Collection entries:
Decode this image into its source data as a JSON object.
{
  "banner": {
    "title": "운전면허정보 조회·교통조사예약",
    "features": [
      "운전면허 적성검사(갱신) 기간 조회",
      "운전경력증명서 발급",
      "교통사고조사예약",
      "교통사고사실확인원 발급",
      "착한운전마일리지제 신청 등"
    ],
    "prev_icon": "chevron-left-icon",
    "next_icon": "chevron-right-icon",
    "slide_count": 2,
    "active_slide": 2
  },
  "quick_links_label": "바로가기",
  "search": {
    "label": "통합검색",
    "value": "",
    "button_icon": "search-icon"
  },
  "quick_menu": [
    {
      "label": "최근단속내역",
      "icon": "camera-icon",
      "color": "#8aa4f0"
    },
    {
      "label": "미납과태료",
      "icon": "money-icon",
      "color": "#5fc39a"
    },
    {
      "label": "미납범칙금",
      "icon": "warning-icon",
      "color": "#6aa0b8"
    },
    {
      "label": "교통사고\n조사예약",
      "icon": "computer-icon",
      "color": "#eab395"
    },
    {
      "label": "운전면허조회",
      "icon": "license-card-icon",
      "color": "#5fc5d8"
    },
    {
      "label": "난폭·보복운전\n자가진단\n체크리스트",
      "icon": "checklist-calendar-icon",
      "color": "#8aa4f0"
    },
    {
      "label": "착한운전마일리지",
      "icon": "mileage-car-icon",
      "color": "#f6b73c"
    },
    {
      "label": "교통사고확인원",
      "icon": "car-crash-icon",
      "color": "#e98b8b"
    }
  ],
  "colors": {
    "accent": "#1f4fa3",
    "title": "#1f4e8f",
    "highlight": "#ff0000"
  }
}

• _REQUIRED TASK_
Go through the records above and retype each one exactly.

• _EXERCISE RESPONSE_
Decode this image into its source data as a JSON object.
{
  "banner": {
    "title": "운전면허정보 조회·교통조사예약",
    "features": [
      "운전면허 적성검사(갱신) 기간 조회",
      "운전경력증명서 발급",
      "교통사고조사예약",
      "교통사고사실확인원 발급",
      "착한운전마일리지제 신청 등"
    ],
    "prev_icon": "chevron-left-icon",
    "next_icon": "chevron-right-icon",
    "slide_count": 2,
    "active_slide": 2
  },
  "quick_links_label": "바로가기",
  "search": {
    "label": "통합검색",
    "value": "",
    "button_icon": "search-icon"
  },
  "quick_menu": [
    {
      "label": "최근단속내역",
      "icon": "camera-icon",
      "color": "#8aa4f0"
    },
    {
      "label": "미납과태료",
      "icon": "money-icon",
      "color": "#5fc39a"
    },
    {
      "label": "미납범칙금",
      "icon": "warning-icon",
      "color": "#6aa0b8"
    },
    {
      "label": "교통사고\n조사예약",
      "icon": "computer-icon",
      "color": "#eab395"
    },
    {
      "label": "운전면허조회",
      "icon": "license-card-icon",
      "color": "#5fc5d8"
    },
    {
      "label": "난폭·보복운전\n자가진단\n체크리스트",
      "icon": "checklist-calendar-icon",
      "color": "#8aa4f0"
    },
    {
      "label": "착한운전마일리지",
      "icon": "mileage-car-icon",
      "color": "#f6b73c"
    },
    {
      "label": "교통사고확인원",
      "icon": "car-crash-icon",
      "color": "#e98b8b"
    }
  ],
  "colors": {
    "accent": "#1f4fa3",
    "title": "#1f4e8f",
    "highlight": "#ff0000"
  }
}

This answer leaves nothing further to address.